Retype all of the listing exactly, passing over any picture you find.
— start RECORDS PROVIDED —
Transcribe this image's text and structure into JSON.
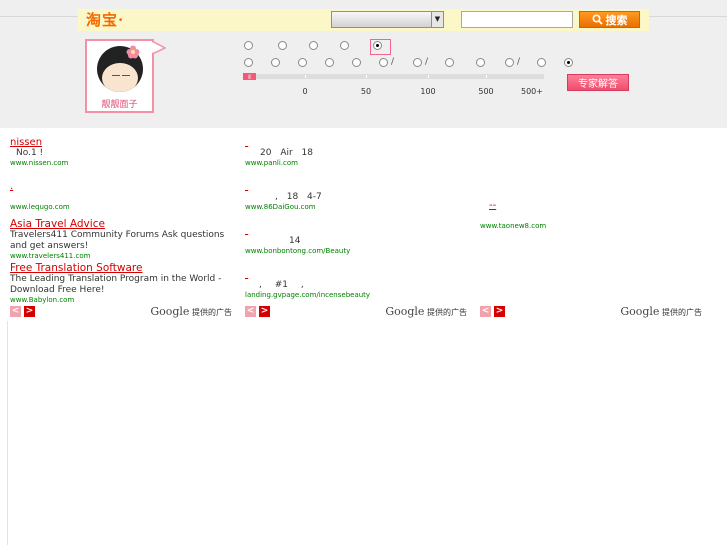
{
  "header": {
    "logo_text": "淘宝·",
    "search_button": "搜索",
    "select_value": ""
  },
  "avatar": {
    "name": "靓靓面子"
  },
  "filters": {
    "row1": [
      "",
      "",
      "",
      "",
      ""
    ],
    "row2_slashes": [
      "/",
      "/",
      "/",
      "/"
    ],
    "price_labels": [
      "0",
      "50",
      "100",
      "500",
      "500+"
    ],
    "expert_button": "专家解答"
  },
  "ads": {
    "col1": [
      {
        "title": "nissen",
        "desc": "No.1 !",
        "url": "www.nissen.com"
      },
      {
        "title": ".",
        "desc": "",
        "url": "www.lequgo.com"
      },
      {
        "title": "Asia Travel Advice",
        "desc": "Travelers411 Community Forums Ask questions and get answers!",
        "url": "www.travelers411.com"
      },
      {
        "title": "Free Translation Software",
        "desc": "The Leading Translation Program in the World - Download Free Here!",
        "url": "www.Babylon.com"
      }
    ],
    "col2": [
      {
        "title": "",
        "desc": "20 Air 18",
        "url": "www.panli.com"
      },
      {
        "title": "",
        "desc": ", 18 4-7",
        "url": "www.86DaiGou.com"
      },
      {
        "title": "",
        "desc": "14",
        "url": "www.bonbontong.com/Beauty"
      },
      {
        "title": "",
        "desc": ", #1 ,",
        "url": "landing.gvpage.com/incensebeauty"
      }
    ],
    "col3": [
      {
        "title": "--",
        "desc": "",
        "url": "www.taonew8.com"
      }
    ],
    "google_label": "Google",
    "google_suffix": "提供的广告",
    "prev": "<",
    "next": ">"
  }
}
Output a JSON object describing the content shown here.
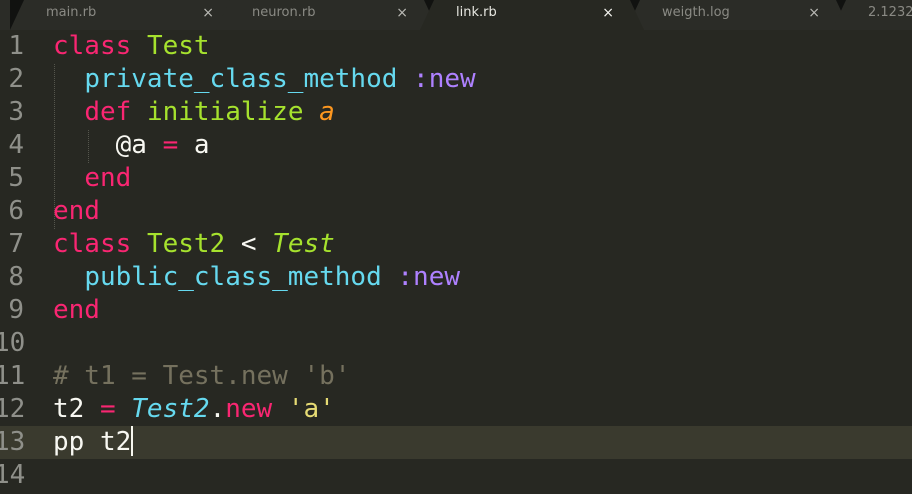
{
  "tabs": [
    {
      "label": "main.rb",
      "close": "×",
      "active": false
    },
    {
      "label": "neuron.rb",
      "close": "×",
      "active": false
    },
    {
      "label": "link.rb",
      "close": "×",
      "active": true
    },
    {
      "label": "weigth.log",
      "close": "×",
      "active": false
    },
    {
      "label": "2.1232",
      "close": "",
      "active": false
    }
  ],
  "editor": {
    "line_numbers": [
      "1",
      "2",
      "3",
      "4",
      "5",
      "6",
      "7",
      "8",
      "9",
      "10",
      "11",
      "12",
      "13",
      "14"
    ],
    "current_line": 13,
    "lines": [
      [
        {
          "t": "class",
          "c": "kw"
        },
        {
          "t": " ",
          "c": "txt"
        },
        {
          "t": "Test",
          "c": "cls"
        }
      ],
      [
        {
          "t": "  ",
          "c": "txt"
        },
        {
          "t": "private_class_method",
          "c": "fn"
        },
        {
          "t": " ",
          "c": "txt"
        },
        {
          "t": ":new",
          "c": "sym"
        }
      ],
      [
        {
          "t": "  ",
          "c": "txt"
        },
        {
          "t": "def",
          "c": "kw"
        },
        {
          "t": " ",
          "c": "txt"
        },
        {
          "t": "initialize",
          "c": "cls"
        },
        {
          "t": " ",
          "c": "txt"
        },
        {
          "t": "a",
          "c": "arg"
        }
      ],
      [
        {
          "t": "    ",
          "c": "txt"
        },
        {
          "t": "@a",
          "c": "txt"
        },
        {
          "t": " ",
          "c": "txt"
        },
        {
          "t": "=",
          "c": "op"
        },
        {
          "t": " a",
          "c": "txt"
        }
      ],
      [
        {
          "t": "  ",
          "c": "txt"
        },
        {
          "t": "end",
          "c": "kw"
        }
      ],
      [
        {
          "t": "end",
          "c": "kw"
        }
      ],
      [
        {
          "t": "class",
          "c": "kw"
        },
        {
          "t": " ",
          "c": "txt"
        },
        {
          "t": "Test2",
          "c": "cls"
        },
        {
          "t": " < ",
          "c": "txt"
        },
        {
          "t": "Test",
          "c": "cls-i"
        }
      ],
      [
        {
          "t": "  ",
          "c": "txt"
        },
        {
          "t": "public_class_method",
          "c": "fn"
        },
        {
          "t": " ",
          "c": "txt"
        },
        {
          "t": ":new",
          "c": "sym"
        }
      ],
      [
        {
          "t": "end",
          "c": "kw"
        }
      ],
      [],
      [
        {
          "t": "# t1 = Test.new 'b'",
          "c": "cmt"
        }
      ],
      [
        {
          "t": "t2",
          "c": "txt"
        },
        {
          "t": " ",
          "c": "txt"
        },
        {
          "t": "=",
          "c": "op"
        },
        {
          "t": " ",
          "c": "txt"
        },
        {
          "t": "Test2",
          "c": "fn-i"
        },
        {
          "t": ".",
          "c": "txt"
        },
        {
          "t": "new",
          "c": "kw"
        },
        {
          "t": " ",
          "c": "txt"
        },
        {
          "t": "'a'",
          "c": "str"
        }
      ],
      [
        {
          "t": "pp t2",
          "c": "txt"
        }
      ],
      []
    ]
  },
  "colors": {
    "background": "#272822",
    "keyword": "#f92672",
    "class_name": "#a6e22e",
    "function": "#66d9ef",
    "symbol": "#ae81ff",
    "argument": "#fd971f",
    "string": "#e6db74",
    "comment": "#75715e",
    "text": "#f8f8f2"
  },
  "icons": {
    "tab_close": "close-icon",
    "cursor": "text-cursor"
  }
}
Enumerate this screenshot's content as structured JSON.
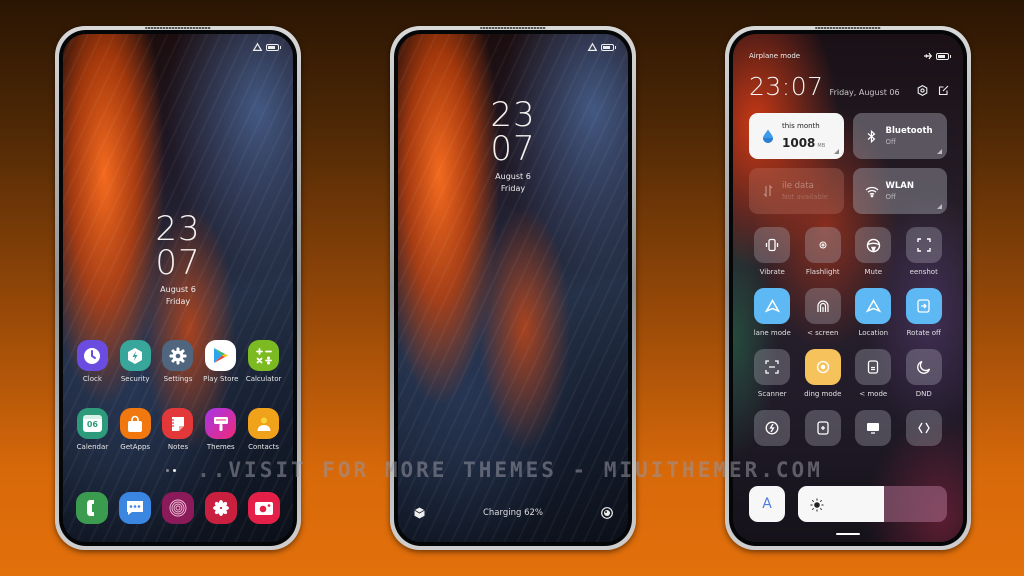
— end RECORDS PROVIDED —
» SOLVED EXERCISE
Transcribe this image's text and structure into JSON.
{
  "header": {
    "logo_text": "淘宝·",
    "search_button": "搜索",
    "select_value": ""
  },
  "avatar": {
    "name": "靓靓面子"
  },
  "filters": {
    "row1": [
      "",
      "",
      "",
      "",
      ""
    ],
    "row2_slashes": [
      "/",
      "/",
      "/",
      "/"
    ],
    "price_labels": [
      "0",
      "50",
      "100",
      "500",
      "500+"
    ],
    "expert_button": "专家解答"
  },
  "ads": {
    "col1": [
      {
        "title": "nissen",
        "desc": "No.1 !",
        "url": "www.nissen.com"
      },
      {
        "title": ".",
        "desc": "",
        "url": "www.lequgo.com"
      },
      {
        "title": "Asia Travel Advice",
        "desc": "Travelers411 Community Forums Ask questions and get answers!",
        "url": "www.travelers411.com"
      },
      {
        "title": "Free Translation Software",
        "desc": "The Leading Translation Program in the World - Download Free Here!",
        "url": "www.Babylon.com"
      }
    ],
    "col2": [
      {
        "title": "",
        "desc": "20 Air 18",
        "url": "www.panli.com"
      },
      {
        "title": "",
        "desc": ", 18 4-7",
        "url": "www.86DaiGou.com"
      },
      {
        "title": "",
        "desc": "14",
        "url": "www.bonbontong.com/Beauty"
      },
      {
        "title": "",
        "desc": ", #1 ,",
        "url": "landing.gvpage.com/incensebeauty"
      }
    ],
    "col3": [
      {
        "title": "--",
        "desc": "",
        "url": "www.taonew8.com"
      }
    ],
    "google_label": "Google",
    "google_suffix": "提供的广告",
    "prev": "<",
    "next": ">"
  }
}
Output a JSON object describing the content shown here.
{
  "tabs": [
    {
      "label": "main.rb",
      "close": "×",
      "active": false
    },
    {
      "label": "neuron.rb",
      "close": "×",
      "active": false
    },
    {
      "label": "link.rb",
      "close": "×",
      "active": true
    },
    {
      "label": "weigth.log",
      "close": "×",
      "active": false
    },
    {
      "label": "2.1232",
      "close": "",
      "active": false
    }
  ],
  "editor": {
    "line_numbers": [
      "1",
      "2",
      "3",
      "4",
      "5",
      "6",
      "7",
      "8",
      "9",
      "10",
      "11",
      "12",
      "13",
      "14"
    ],
    "current_line": 13,
    "lines": [
      [
        {
          "t": "class",
          "c": "kw"
        },
        {
          "t": " ",
          "c": "txt"
        },
        {
          "t": "Test",
          "c": "cls"
        }
      ],
      [
        {
          "t": "  ",
          "c": "txt"
        },
        {
          "t": "private_class_method",
          "c": "fn"
        },
        {
          "t": " ",
          "c": "txt"
        },
        {
          "t": ":new",
          "c": "sym"
        }
      ],
      [
        {
          "t": "  ",
          "c": "txt"
        },
        {
          "t": "def",
          "c": "kw"
        },
        {
          "t": " ",
          "c": "txt"
        },
        {
          "t": "initialize",
          "c": "cls"
        },
        {
          "t": " ",
          "c": "txt"
        },
        {
          "t": "a",
          "c": "arg"
        }
      ],
      [
        {
          "t": "    ",
          "c": "txt"
        },
        {
          "t": "@a",
          "c": "txt"
        },
        {
          "t": " ",
          "c": "txt"
        },
        {
          "t": "=",
          "c": "op"
        },
        {
          "t": " a",
          "c": "txt"
        }
      ],
      [
        {
          "t": "  ",
          "c": "txt"
        },
        {
          "t": "end",
          "c": "kw"
        }
      ],
      [
        {
          "t": "end",
          "c": "kw"
        }
      ],
      [
        {
          "t": "class",
          "c": "kw"
        },
        {
          "t": " ",
          "c": "txt"
        },
        {
          "t": "Test2",
          "c": "cls"
        },
        {
          "t": " < ",
          "c": "txt"
        },
        {
          "t": "Test",
          "c": "cls-i"
        }
      ],
      [
        {
          "t": "  ",
          "c": "txt"
        },
        {
          "t": "public_class_method",
          "c": "fn"
        },
        {
          "t": " ",
          "c": "txt"
        },
        {
          "t": ":new",
          "c": "sym"
        }
      ],
      [
        {
          "t": "end",
          "c": "kw"
        }
      ],
      [],
      [
        {
          "t": "# t1 = Test.new 'b'",
          "c": "cmt"
        }
      ],
      [
        {
          "t": "t2",
          "c": "txt"
        },
        {
          "t": " ",
          "c": "txt"
        },
        {
          "t": "=",
          "c": "op"
        },
        {
          "t": " ",
          "c": "txt"
        },
        {
          "t": "Test2",
          "c": "fn-i"
        },
        {
          "t": ".",
          "c": "txt"
        },
        {
          "t": "new",
          "c": "kw"
        },
        {
          "t": " ",
          "c": "txt"
        },
        {
          "t": "'a'",
          "c": "str"
        }
      ],
      [
        {
          "t": "pp t2",
          "c": "txt"
        }
      ],
      []
    ]
  },
  "colors": {
    "background": "#272822",
    "keyword": "#f92672",
    "class_name": "#a6e22e",
    "function": "#66d9ef",
    "symbol": "#ae81ff",
    "argument": "#fd971f",
    "string": "#e6db74",
    "comment": "#75715e",
    "text": "#f8f8f2"
  },
  "icons": {
    "tab_close": "close-icon",
    "cursor": "text-cursor"
  }
}
Enumerate this screenshot's content as structured JSON.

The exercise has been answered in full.